──────── EXCERTO ────────

A hora legal e o Senhor Tempo

Há um senhor que eu encontro no Chiado que se veste de fato e gabardine e que não gosta de grandes conversas. Passo por ele todos os dias, cumprimento-o, ele levanta o chapéu em gesto decidido, olha em frente e segue. Já tentei entabular conversa, perguntar o seu nome, perguntar o que faz, mas ele nunca me deu a oportunidade de parar um segundo.

No outro dia encontrei-o junto às bancas de alfarrábios, ali na rua Achieta, era um Sábado, demorava-se remexendo em gravuras, mas entretanto, quando dele me aproximava, deram as badaladas da torre dos Mártires - e ele, em passo apressado, seguiu o seu caminho sem me ver. No dia seguinte, quando mudou a hora, no Domingo, encontrei-o impecavelmente vestido, na Brasileira, tomando um café ao balcão. Ouvi-o dizer que o relógio estava atrasado, que o deveriam acertar, que grande perigo adviria se não mudassem as horas do relógio.

Entre as igrejas do Chiado e a Baixa, oiço regularmente as badaladas das torres sineiras darem as horas e não raro vejo o "meu amigo" junto ao passeio olhando para o seu relógio.

────────

• _OBJETIVO_
De acordo com o excerto, onde se encontrava o senhor no Domingo em que mudou a hora?

──────── DADOS APRESENTADOS ────────

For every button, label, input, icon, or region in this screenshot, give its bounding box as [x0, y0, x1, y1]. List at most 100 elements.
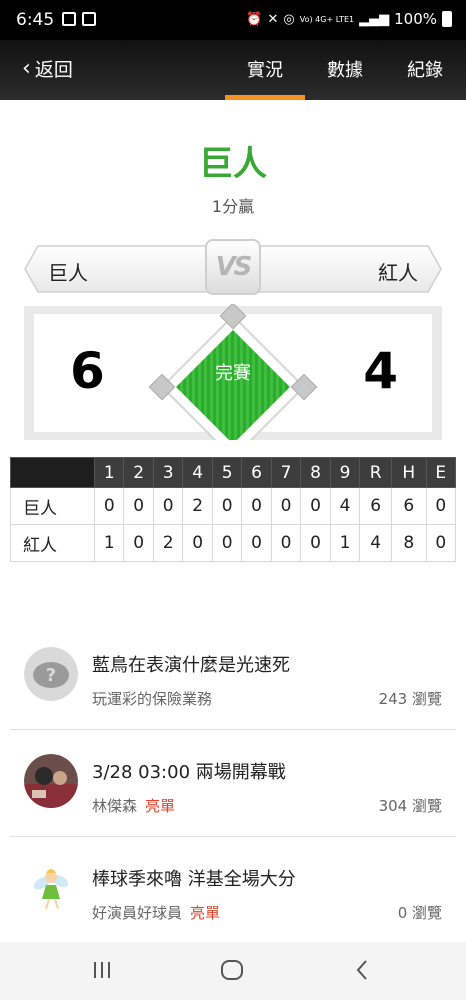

────────

• _RESPOSTA ESCRITA_
Na Brasileira, tomando um café ao balcão.